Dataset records
══════════════════════════════

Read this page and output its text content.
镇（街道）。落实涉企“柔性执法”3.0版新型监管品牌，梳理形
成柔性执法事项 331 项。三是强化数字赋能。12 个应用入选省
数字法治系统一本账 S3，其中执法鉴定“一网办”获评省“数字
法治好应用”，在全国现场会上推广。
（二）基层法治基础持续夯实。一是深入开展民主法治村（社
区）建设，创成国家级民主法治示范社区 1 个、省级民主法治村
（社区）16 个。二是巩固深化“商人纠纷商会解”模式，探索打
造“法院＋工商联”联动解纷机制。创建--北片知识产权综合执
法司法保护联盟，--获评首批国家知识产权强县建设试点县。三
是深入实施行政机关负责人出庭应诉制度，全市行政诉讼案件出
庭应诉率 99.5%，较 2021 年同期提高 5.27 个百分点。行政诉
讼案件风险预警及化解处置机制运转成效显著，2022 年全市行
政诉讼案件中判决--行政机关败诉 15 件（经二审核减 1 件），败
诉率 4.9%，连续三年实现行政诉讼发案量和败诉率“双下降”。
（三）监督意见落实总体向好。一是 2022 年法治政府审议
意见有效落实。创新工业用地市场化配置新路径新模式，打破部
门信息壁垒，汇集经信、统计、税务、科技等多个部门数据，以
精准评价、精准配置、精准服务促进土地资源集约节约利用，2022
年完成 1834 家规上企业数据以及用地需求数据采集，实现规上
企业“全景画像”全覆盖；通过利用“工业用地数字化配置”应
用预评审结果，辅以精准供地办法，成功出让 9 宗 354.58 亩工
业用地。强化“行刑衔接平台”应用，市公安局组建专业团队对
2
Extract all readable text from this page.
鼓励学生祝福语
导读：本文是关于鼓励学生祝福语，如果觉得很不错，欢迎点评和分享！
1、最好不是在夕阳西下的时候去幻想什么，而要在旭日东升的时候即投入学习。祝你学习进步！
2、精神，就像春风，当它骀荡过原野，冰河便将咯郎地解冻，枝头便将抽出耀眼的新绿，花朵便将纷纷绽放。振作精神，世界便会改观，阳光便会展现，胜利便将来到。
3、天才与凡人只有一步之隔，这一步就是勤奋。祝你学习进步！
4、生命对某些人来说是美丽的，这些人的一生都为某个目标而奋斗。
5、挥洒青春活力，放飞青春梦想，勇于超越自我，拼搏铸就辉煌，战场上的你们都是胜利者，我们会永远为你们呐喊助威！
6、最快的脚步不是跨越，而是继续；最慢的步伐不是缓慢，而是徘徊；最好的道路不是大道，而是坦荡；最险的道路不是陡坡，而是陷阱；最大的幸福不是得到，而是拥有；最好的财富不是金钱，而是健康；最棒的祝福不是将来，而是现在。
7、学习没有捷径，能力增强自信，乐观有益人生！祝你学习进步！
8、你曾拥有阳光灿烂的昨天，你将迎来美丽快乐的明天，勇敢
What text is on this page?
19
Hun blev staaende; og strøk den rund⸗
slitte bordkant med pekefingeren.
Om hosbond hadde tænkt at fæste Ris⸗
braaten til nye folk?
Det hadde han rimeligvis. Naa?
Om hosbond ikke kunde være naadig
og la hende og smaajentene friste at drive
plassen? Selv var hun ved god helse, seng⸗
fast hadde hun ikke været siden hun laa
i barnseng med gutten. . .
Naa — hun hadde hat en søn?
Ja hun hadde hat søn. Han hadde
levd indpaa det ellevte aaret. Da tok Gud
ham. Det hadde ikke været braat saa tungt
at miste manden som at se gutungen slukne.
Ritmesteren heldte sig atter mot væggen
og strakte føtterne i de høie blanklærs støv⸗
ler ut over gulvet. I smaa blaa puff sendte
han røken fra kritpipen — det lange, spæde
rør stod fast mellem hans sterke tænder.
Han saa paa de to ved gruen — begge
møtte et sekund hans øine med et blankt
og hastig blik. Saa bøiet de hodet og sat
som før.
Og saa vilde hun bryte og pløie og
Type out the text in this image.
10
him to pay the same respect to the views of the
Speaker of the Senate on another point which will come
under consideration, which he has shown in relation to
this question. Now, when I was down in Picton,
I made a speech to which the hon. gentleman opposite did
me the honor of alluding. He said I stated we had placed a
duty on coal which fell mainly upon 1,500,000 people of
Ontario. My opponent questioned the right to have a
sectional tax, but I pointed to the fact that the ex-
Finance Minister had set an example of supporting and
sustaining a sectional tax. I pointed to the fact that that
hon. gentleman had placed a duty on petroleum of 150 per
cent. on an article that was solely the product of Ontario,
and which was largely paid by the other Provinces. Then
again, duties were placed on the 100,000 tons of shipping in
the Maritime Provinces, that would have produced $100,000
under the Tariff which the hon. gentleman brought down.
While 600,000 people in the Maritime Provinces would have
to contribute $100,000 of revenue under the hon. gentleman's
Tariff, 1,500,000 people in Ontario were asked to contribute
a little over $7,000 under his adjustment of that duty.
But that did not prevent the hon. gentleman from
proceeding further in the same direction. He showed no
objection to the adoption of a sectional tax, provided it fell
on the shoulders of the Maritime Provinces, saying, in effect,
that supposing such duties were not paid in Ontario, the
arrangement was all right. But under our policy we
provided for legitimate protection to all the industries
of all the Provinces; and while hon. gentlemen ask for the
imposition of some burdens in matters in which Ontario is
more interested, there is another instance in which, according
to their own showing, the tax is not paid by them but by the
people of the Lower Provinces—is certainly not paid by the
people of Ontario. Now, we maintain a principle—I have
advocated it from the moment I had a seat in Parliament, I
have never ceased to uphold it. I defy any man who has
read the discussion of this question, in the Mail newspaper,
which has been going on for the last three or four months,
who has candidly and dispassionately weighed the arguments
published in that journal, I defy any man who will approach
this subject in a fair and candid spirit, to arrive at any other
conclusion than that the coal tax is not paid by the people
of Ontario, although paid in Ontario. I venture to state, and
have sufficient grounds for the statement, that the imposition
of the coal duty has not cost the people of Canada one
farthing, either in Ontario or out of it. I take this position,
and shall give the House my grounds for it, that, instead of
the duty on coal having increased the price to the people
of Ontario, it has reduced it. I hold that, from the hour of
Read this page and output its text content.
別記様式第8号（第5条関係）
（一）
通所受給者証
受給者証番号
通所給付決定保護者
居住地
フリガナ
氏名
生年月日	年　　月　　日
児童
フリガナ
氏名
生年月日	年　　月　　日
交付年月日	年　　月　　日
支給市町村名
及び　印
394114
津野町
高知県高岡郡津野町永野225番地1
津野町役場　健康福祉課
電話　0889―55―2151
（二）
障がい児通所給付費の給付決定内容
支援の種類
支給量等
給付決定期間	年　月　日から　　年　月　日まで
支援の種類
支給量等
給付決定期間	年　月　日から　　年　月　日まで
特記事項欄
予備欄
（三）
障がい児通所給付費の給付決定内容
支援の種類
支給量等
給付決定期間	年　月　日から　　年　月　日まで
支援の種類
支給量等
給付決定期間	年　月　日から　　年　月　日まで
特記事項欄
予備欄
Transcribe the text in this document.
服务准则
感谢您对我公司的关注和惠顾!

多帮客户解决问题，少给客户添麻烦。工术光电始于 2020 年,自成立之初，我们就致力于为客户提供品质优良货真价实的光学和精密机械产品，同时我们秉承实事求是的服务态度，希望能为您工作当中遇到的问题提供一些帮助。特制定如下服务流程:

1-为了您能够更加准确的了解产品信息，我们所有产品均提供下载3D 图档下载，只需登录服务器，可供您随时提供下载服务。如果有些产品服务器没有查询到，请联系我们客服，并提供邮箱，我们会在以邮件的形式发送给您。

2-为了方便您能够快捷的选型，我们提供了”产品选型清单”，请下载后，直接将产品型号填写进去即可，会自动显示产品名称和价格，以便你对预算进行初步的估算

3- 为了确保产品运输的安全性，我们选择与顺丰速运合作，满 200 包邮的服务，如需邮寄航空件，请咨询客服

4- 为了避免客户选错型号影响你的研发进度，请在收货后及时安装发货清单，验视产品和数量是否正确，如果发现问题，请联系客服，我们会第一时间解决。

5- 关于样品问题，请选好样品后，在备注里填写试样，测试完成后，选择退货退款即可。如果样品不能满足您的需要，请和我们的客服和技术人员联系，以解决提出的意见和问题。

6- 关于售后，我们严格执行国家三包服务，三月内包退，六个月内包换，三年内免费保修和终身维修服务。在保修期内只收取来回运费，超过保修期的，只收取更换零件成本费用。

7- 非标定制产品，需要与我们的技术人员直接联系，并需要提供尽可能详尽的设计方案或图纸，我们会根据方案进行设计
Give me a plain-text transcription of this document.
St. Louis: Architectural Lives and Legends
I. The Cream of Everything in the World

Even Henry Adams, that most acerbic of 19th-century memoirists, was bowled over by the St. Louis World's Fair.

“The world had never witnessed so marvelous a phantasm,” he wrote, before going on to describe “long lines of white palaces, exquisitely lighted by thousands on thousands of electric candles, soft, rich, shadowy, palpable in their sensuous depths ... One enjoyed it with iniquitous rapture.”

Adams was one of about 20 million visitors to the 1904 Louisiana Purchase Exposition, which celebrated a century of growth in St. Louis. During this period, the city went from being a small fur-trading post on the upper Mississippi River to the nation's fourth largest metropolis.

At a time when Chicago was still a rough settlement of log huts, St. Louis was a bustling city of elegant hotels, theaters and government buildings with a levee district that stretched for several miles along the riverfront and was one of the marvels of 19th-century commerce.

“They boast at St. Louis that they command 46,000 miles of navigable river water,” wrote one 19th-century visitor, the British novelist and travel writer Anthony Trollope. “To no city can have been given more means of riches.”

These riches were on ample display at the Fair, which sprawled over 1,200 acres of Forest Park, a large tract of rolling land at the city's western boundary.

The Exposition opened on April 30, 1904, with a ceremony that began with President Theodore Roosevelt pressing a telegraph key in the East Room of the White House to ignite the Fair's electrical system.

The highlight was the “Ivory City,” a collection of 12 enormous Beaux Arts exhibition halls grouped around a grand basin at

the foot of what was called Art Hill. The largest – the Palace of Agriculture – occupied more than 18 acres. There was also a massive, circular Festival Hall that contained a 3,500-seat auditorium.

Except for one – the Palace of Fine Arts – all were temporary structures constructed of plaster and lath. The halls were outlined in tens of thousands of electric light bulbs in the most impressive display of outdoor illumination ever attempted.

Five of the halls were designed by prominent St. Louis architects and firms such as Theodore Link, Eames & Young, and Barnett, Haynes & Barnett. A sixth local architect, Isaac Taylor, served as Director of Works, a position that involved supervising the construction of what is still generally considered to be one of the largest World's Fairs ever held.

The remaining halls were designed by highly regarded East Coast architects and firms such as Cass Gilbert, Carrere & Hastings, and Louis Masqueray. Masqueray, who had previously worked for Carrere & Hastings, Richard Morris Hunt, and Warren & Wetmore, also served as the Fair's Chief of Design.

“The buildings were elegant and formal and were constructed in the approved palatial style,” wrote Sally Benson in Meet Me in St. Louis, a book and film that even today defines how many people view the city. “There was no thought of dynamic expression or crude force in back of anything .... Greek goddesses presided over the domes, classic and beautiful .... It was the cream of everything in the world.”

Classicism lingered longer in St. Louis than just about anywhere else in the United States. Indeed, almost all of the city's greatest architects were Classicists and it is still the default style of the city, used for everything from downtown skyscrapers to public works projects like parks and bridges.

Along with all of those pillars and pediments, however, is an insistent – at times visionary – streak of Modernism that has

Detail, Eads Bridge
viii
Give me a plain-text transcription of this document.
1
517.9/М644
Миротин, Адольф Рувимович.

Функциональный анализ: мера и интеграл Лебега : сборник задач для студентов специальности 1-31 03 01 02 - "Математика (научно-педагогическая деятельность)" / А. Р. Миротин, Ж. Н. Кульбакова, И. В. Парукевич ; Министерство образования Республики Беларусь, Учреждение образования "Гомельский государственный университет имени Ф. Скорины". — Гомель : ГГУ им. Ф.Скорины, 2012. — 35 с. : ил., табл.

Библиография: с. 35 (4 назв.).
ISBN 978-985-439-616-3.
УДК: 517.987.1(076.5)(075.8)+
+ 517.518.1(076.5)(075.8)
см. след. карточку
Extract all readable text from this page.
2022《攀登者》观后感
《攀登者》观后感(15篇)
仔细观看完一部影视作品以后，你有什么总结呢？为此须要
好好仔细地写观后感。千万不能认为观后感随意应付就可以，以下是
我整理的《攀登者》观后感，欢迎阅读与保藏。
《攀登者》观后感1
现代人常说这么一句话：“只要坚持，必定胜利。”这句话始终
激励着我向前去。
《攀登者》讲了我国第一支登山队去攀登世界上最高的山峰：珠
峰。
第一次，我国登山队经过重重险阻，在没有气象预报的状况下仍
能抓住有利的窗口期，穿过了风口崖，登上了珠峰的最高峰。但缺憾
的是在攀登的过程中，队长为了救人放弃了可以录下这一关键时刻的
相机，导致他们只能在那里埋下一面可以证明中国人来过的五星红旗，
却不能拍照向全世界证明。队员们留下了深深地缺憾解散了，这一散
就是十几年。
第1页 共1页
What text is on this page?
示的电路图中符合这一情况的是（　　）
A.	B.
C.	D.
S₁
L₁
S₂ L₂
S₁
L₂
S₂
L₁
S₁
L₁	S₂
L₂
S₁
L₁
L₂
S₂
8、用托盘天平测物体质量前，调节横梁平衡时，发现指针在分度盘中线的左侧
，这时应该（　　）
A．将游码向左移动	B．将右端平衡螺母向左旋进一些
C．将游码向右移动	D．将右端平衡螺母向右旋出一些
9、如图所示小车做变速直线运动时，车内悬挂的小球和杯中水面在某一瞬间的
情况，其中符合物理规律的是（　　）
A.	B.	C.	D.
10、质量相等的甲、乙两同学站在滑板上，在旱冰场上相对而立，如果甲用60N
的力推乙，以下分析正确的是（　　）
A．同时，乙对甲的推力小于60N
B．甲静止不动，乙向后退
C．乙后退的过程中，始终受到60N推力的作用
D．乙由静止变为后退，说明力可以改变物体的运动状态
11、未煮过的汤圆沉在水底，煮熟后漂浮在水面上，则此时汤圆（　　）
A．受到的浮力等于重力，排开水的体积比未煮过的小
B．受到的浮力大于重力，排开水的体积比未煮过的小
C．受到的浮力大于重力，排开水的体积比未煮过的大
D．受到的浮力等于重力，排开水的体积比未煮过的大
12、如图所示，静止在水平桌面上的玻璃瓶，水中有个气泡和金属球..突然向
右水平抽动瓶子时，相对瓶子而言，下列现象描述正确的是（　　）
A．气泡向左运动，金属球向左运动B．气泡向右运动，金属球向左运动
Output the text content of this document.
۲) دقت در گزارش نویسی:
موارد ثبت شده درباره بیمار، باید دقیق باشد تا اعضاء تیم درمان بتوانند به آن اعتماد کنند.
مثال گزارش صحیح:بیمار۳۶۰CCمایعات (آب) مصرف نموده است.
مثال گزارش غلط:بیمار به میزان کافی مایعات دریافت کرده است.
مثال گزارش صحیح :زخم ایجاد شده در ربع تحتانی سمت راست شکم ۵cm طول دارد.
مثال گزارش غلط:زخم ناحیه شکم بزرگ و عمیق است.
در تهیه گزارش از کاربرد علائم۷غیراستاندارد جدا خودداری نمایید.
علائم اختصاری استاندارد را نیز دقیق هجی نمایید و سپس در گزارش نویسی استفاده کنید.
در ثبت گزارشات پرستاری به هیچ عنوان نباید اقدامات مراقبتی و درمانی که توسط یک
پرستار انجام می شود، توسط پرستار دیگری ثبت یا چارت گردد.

══════════════════════════════

▸ **WHAT YOU NEED TO DO**
Pick each line holding the word "受到的浮力等于重力" out of the data and copy it.

▸ **RESPONSE**
A．受到的浮力等于重力，排开水的体积比未煮过的小
D．受到的浮力等于重力，排开水的体积比未煮过的大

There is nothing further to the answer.